TASK TO CARRY OUT:
Identify every line in the records below that contains the word "大学生认为如何缓解脱发比例图", and copy each of those lines.

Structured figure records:
┏━━
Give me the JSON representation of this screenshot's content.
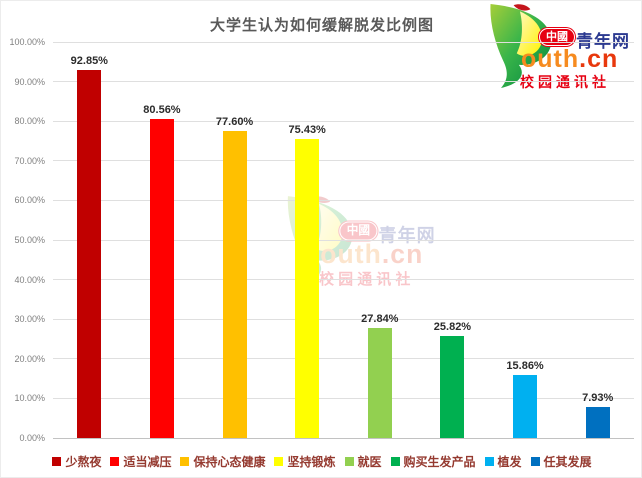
{
  "title": "大学生认为如何缓解脱发比例图",
  "logo": {
    "badge": "中國",
    "site_name": "青年网",
    "domain_prefix": "outh",
    "domain_suffix": ".cn",
    "subtitle": "校园通讯社",
    "colors": {
      "badge_bg": "#E60012",
      "badge_text": "#FFFFFF",
      "site_name": "#2B3990",
      "domain_prefix": "#F68B1F",
      "domain_suffix": "#E8380D",
      "subtitle": "#E60012",
      "leaf_green": "#39B54A",
      "leaf_yellow": "#FFF200"
    }
  },
  "chart_data": {
    "type": "bar",
    "title": "大学生认为如何缓解脱发比例图",
    "categories": [
      "少熬夜",
      "适当减压",
      "保持心态健康",
      "坚持锻炼",
      "就医",
      "购买生发产品",
      "植发",
      "任其发展"
    ],
    "values": [
      92.85,
      80.56,
      77.6,
      75.43,
      27.84,
      25.82,
      15.86,
      7.93
    ],
    "value_labels": [
      "92.85%",
      "80.56%",
      "77.60%",
      "75.43%",
      "27.84%",
      "25.82%",
      "15.86%",
      "7.93%"
    ],
    "bar_colors": [
      "#C00000",
      "#FF0000",
      "#FFC000",
      "#FFFF00",
      "#92D050",
      "#00B050",
      "#00B0F0",
      "#0070C0"
    ],
    "ylim": [
      0,
      100
    ],
    "y_tick_step": 10,
    "y_tick_labels": [
      "0.00%",
      "10.00%",
      "20.00%",
      "30.00%",
      "40.00%",
      "50.00%",
      "60.00%",
      "70.00%",
      "80.00%",
      "90.00%",
      "100.00%"
    ],
    "grid": true,
    "legend_position": "bottom",
    "xlabel": "",
    "ylabel": "",
    "colors": {
      "title_text": "#595959",
      "value_label_text": "#2B2B2B",
      "tick_text": "#808080",
      "gridline": "#DFDFDF",
      "axis_line": "#C2C2C2",
      "legend_text": "#953A30"
    }
  }
}
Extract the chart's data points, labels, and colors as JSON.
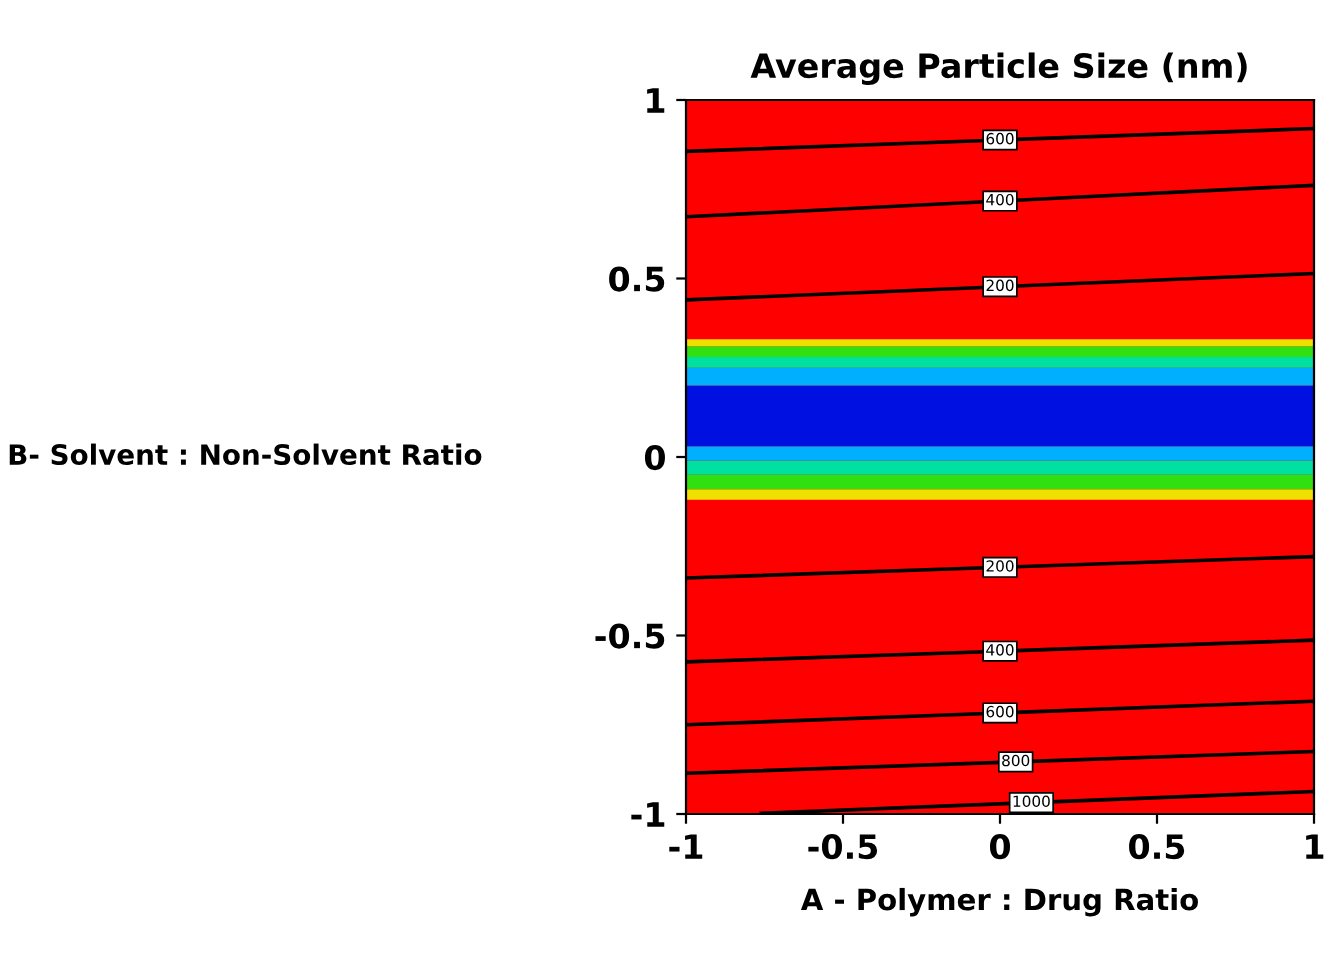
{
  "chart_data": {
    "type": "line",
    "title": "Average Particle Size (nm)",
    "xlabel": "A - Polymer : Drug Ratio",
    "ylabel": "B- Solvent : Non-Solvent Ratio",
    "xlim": [
      -1,
      1
    ],
    "ylim": [
      -1,
      1
    ],
    "xticks": [
      -1,
      -0.5,
      0,
      0.5,
      1
    ],
    "yticks": [
      -1,
      -0.5,
      0,
      0.5,
      1
    ],
    "grid": false,
    "legend": false,
    "marker": "none",
    "line_style": "solid",
    "bands": [
      {
        "axis": "y",
        "from": -1,
        "to": 1,
        "color": "#ff0000"
      },
      {
        "axis": "y",
        "from": -0.12,
        "to": -0.09,
        "color": "#f0e000"
      },
      {
        "axis": "y",
        "from": -0.09,
        "to": -0.05,
        "color": "#30e010"
      },
      {
        "axis": "y",
        "from": -0.05,
        "to": -0.01,
        "color": "#00e0a0"
      },
      {
        "axis": "y",
        "from": -0.01,
        "to": 0.03,
        "color": "#00b0ff"
      },
      {
        "axis": "y",
        "from": 0.03,
        "to": 0.2,
        "color": "#0010e0"
      },
      {
        "axis": "y",
        "from": 0.2,
        "to": 0.25,
        "color": "#00b0ff"
      },
      {
        "axis": "y",
        "from": 0.25,
        "to": 0.28,
        "color": "#00e0a0"
      },
      {
        "axis": "y",
        "from": 0.28,
        "to": 0.31,
        "color": "#30e010"
      },
      {
        "axis": "y",
        "from": 0.31,
        "to": 0.33,
        "color": "#f0e000"
      }
    ],
    "series": [
      {
        "name": "600",
        "color": "#000000",
        "x": [
          -1,
          0,
          1
        ],
        "values": [
          0.856,
          0.888,
          0.92
        ]
      },
      {
        "name": "400",
        "color": "#000000",
        "x": [
          -1,
          0,
          1
        ],
        "values": [
          0.673,
          0.717,
          0.761
        ]
      },
      {
        "name": "200",
        "color": "#000000",
        "x": [
          -1,
          0,
          1
        ],
        "values": [
          0.44,
          0.477,
          0.514
        ]
      },
      {
        "name": "200",
        "color": "#000000",
        "x": [
          -1,
          0,
          1
        ],
        "values": [
          -0.339,
          -0.309,
          -0.279
        ]
      },
      {
        "name": "400",
        "color": "#000000",
        "x": [
          -1,
          0,
          1
        ],
        "values": [
          -0.574,
          -0.544,
          -0.513
        ]
      },
      {
        "name": "600",
        "color": "#000000",
        "x": [
          -1,
          0,
          1
        ],
        "values": [
          -0.75,
          -0.717,
          -0.684
        ]
      },
      {
        "name": "800",
        "color": "#000000",
        "x": [
          -1,
          0.05,
          1
        ],
        "values": [
          -0.886,
          -0.854,
          -0.825
        ]
      },
      {
        "name": "1000",
        "color": "#000000",
        "x": [
          -0.76,
          0.1,
          1
        ],
        "values": [
          -0.998,
          -0.968,
          -0.937
        ]
      }
    ]
  }
}
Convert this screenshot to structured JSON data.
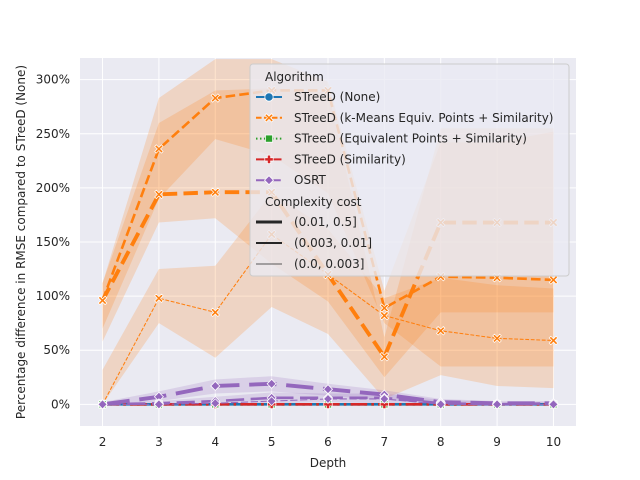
{
  "chart_data": {
    "type": "line",
    "title": "",
    "xlabel": "Depth",
    "ylabel": "Percentage difference in RMSE compared to STreeD (None)",
    "x": [
      2,
      3,
      4,
      5,
      6,
      7,
      8,
      9,
      10
    ],
    "x_ticks": [
      "2",
      "3",
      "4",
      "5",
      "6",
      "7",
      "8",
      "9",
      "10"
    ],
    "ylim": [
      -0.2,
      3.2
    ],
    "y_ticks": [
      {
        "value": 0,
        "label": "0%"
      },
      {
        "value": 0.5,
        "label": "50%"
      },
      {
        "value": 1.0,
        "label": "100%"
      },
      {
        "value": 1.5,
        "label": "150%"
      },
      {
        "value": 2.0,
        "label": "200%"
      },
      {
        "value": 2.5,
        "label": "250%"
      },
      {
        "value": 3.0,
        "label": "300%"
      }
    ],
    "grid": true,
    "legend_placement": "top-right",
    "legend": {
      "title": "Algorithm",
      "entries": [
        {
          "label": "STreeD (None)",
          "color": "#1f77b4",
          "marker": "circle",
          "dash": "solid"
        },
        {
          "label": "STreeD (k-Means Equiv. Points + Similarity)",
          "color": "#ff7f0e",
          "marker": "x",
          "dash": "dashed"
        },
        {
          "label": "STreeD (Equivalent Points + Similarity)",
          "color": "#2ca02c",
          "marker": "square",
          "dash": "dotted"
        },
        {
          "label": "STreeD (Similarity)",
          "color": "#d62728",
          "marker": "plus",
          "dash": "dashdot"
        },
        {
          "label": "OSRT",
          "color": "#9467bd",
          "marker": "diamond",
          "dash": "longdash"
        }
      ],
      "size_title": "Complexity cost",
      "size_entries": [
        {
          "label": "(0.01, 0.5]",
          "width": 3
        },
        {
          "label": "(0.003, 0.01]",
          "width": 2
        },
        {
          "label": "(0.0, 0.003]",
          "width": 0.8
        }
      ]
    },
    "series": [
      {
        "algorithm": "STreeD (k-Means Equiv. Points + Similarity)",
        "complexity": "(0.01, 0.5]",
        "color": "#ff7f0e",
        "dash": "dashed",
        "marker": "x",
        "width": 3,
        "x": [
          2,
          3,
          4,
          5,
          6,
          7,
          8,
          9,
          10
        ],
        "values": [
          0.96,
          1.94,
          1.96,
          1.96,
          1.2,
          0.44,
          1.68,
          1.68,
          1.68
        ],
        "band_lower": [
          0.58,
          1.68,
          1.72,
          1.3,
          0.95,
          0.25,
          0.85,
          0.85,
          0.85
        ],
        "band_upper": [
          1.12,
          2.6,
          2.9,
          2.92,
          2.88,
          0.62,
          2.55,
          2.55,
          2.55
        ]
      },
      {
        "algorithm": "STreeD (k-Means Equiv. Points + Similarity)",
        "complexity": "(0.003, 0.01]",
        "color": "#ff7f0e",
        "dash": "dashed",
        "marker": "x",
        "width": 2,
        "x": [
          2,
          3,
          4,
          5,
          6,
          7,
          8,
          9,
          10
        ],
        "values": [
          0.96,
          2.36,
          2.83,
          2.9,
          2.9,
          0.89,
          1.18,
          1.17,
          1.15
        ],
        "band_lower": [
          0.7,
          1.9,
          2.45,
          2.3,
          1.95,
          0.75,
          0.35,
          0.35,
          0.35
        ],
        "band_upper": [
          1.12,
          2.83,
          3.19,
          3.19,
          2.98,
          1.05,
          2.42,
          2.42,
          2.52
        ]
      },
      {
        "algorithm": "STreeD (k-Means Equiv. Points + Similarity)",
        "complexity": "(0.0, 0.003]",
        "color": "#ff7f0e",
        "dash": "dashed",
        "marker": "x",
        "width": 0.8,
        "x": [
          2,
          3,
          4,
          5,
          6,
          7,
          8,
          9,
          10
        ],
        "values": [
          0.0,
          0.98,
          0.85,
          1.57,
          1.2,
          0.82,
          0.68,
          0.61,
          0.59
        ],
        "band_lower": [
          0.0,
          0.75,
          0.43,
          0.9,
          0.65,
          0.05,
          0.27,
          0.17,
          0.15
        ],
        "band_upper": [
          0.32,
          1.25,
          1.28,
          1.95,
          1.62,
          0.98,
          1.17,
          1.1,
          1.07
        ]
      },
      {
        "algorithm": "STreeD (None)",
        "complexity": "(0.003, 0.01]",
        "color": "#1f77b4",
        "dash": "solid",
        "marker": "circle",
        "width": 2,
        "x": [
          2,
          3,
          4,
          5,
          6,
          7,
          8,
          9,
          10
        ],
        "values": [
          0,
          0,
          0,
          0,
          0,
          0,
          0,
          0,
          0
        ]
      },
      {
        "algorithm": "STreeD (Equivalent Points + Similarity)",
        "complexity": "(0.003, 0.01]",
        "color": "#2ca02c",
        "dash": "dotted",
        "marker": "square",
        "width": 2,
        "x": [
          2,
          3,
          4,
          5,
          6,
          7,
          8,
          9,
          10
        ],
        "values": [
          0,
          0,
          0,
          0,
          0,
          0,
          0,
          0,
          0
        ]
      },
      {
        "algorithm": "STreeD (Similarity)",
        "complexity": "(0.003, 0.01]",
        "color": "#d62728",
        "dash": "dashdot",
        "marker": "plus",
        "width": 2,
        "x": [
          2,
          3,
          4,
          5,
          6,
          7,
          8,
          9,
          10
        ],
        "values": [
          0,
          0,
          0,
          0,
          0,
          0,
          0,
          0,
          0
        ]
      },
      {
        "algorithm": "OSRT",
        "complexity": "(0.01, 0.5]",
        "color": "#9467bd",
        "dash": "longdash",
        "marker": "diamond",
        "width": 3,
        "x": [
          2,
          3,
          4,
          5,
          6,
          7,
          8,
          9,
          10
        ],
        "values": [
          0.0,
          0.07,
          0.17,
          0.19,
          0.14,
          0.09,
          0.02,
          0.01,
          0.01
        ],
        "band_lower": [
          0.0,
          0.03,
          0.1,
          0.12,
          0.08,
          0.04,
          0.0,
          -0.01,
          0.0
        ],
        "band_upper": [
          0.02,
          0.12,
          0.23,
          0.26,
          0.19,
          0.13,
          0.05,
          0.03,
          0.03
        ]
      },
      {
        "algorithm": "OSRT",
        "complexity": "(0.003, 0.01]",
        "color": "#9467bd",
        "dash": "longdash",
        "marker": "diamond",
        "width": 2,
        "x": [
          2,
          3,
          4,
          5,
          6,
          7,
          8,
          9,
          10
        ],
        "values": [
          0.0,
          0.01,
          0.03,
          0.06,
          0.06,
          0.06,
          0.01,
          0.0,
          0.01
        ],
        "band_lower": [
          0.0,
          0.0,
          0.0,
          0.01,
          0.02,
          0.01,
          -0.01,
          -0.01,
          0.0
        ],
        "band_upper": [
          0.01,
          0.03,
          0.07,
          0.11,
          0.1,
          0.1,
          0.04,
          0.02,
          0.02
        ]
      },
      {
        "algorithm": "OSRT",
        "complexity": "(0.0, 0.003]",
        "color": "#9467bd",
        "dash": "longdash",
        "marker": "diamond",
        "width": 0.8,
        "x": [
          2,
          3,
          4,
          5,
          6,
          7,
          8,
          9,
          10
        ],
        "values": [
          0.0,
          0.0,
          0.01,
          0.03,
          0.05,
          0.05,
          0.0,
          0.0,
          0.0
        ]
      }
    ]
  }
}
┗━━
SOLUTION TO THE PROBLEM:
  "title": "大学生认为如何缓解脱发比例图",
    "title": "大学生认为如何缓解脱发比例图",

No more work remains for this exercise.